WHAT YOU SHOULD DO — Look for the string "critical" in every line, and copy each line that has it.

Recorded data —

>> BEGIN

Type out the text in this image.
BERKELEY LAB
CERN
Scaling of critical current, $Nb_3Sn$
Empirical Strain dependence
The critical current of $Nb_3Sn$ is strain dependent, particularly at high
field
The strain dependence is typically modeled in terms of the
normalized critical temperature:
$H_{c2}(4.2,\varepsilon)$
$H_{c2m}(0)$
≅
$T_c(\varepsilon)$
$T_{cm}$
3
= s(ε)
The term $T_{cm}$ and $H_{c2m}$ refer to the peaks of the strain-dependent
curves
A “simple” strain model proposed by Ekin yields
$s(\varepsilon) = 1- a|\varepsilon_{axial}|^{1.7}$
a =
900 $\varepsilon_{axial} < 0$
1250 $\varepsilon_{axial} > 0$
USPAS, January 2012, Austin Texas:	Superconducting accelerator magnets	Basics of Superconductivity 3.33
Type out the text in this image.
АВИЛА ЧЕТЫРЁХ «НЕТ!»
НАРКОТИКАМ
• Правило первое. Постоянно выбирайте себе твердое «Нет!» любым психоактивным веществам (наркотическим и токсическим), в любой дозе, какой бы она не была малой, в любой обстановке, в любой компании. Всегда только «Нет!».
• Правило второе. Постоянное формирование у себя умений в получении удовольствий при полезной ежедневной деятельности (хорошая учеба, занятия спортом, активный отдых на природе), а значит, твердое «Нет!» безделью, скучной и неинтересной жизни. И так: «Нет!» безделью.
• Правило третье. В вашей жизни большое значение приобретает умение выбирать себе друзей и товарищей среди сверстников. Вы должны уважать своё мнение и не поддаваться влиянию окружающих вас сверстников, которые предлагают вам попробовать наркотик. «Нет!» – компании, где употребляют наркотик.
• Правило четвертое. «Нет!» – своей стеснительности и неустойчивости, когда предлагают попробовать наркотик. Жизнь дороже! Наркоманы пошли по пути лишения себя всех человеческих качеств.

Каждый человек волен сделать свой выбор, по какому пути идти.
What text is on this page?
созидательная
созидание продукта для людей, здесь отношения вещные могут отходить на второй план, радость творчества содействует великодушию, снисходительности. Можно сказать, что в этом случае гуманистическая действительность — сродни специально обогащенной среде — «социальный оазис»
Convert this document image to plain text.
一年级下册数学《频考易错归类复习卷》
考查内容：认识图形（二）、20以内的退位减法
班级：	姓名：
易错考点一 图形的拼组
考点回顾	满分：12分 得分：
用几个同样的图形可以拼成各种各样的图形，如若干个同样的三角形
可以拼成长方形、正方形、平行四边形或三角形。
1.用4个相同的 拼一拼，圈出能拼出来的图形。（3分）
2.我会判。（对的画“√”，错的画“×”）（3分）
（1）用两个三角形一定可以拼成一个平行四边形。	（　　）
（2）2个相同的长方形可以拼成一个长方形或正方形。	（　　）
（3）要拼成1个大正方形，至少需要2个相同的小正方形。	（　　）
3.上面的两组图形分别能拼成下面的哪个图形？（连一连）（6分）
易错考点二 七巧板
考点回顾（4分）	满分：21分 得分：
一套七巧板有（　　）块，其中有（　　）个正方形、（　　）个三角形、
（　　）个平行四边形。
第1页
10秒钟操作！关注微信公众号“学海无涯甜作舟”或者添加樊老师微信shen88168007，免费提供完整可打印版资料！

>> END

TASK OUTPUT —
Scaling of critical current, $Nb_3Sn$
The critical current of $Nb_3Sn$ is strain dependent, particularly at high
normalized critical temperature:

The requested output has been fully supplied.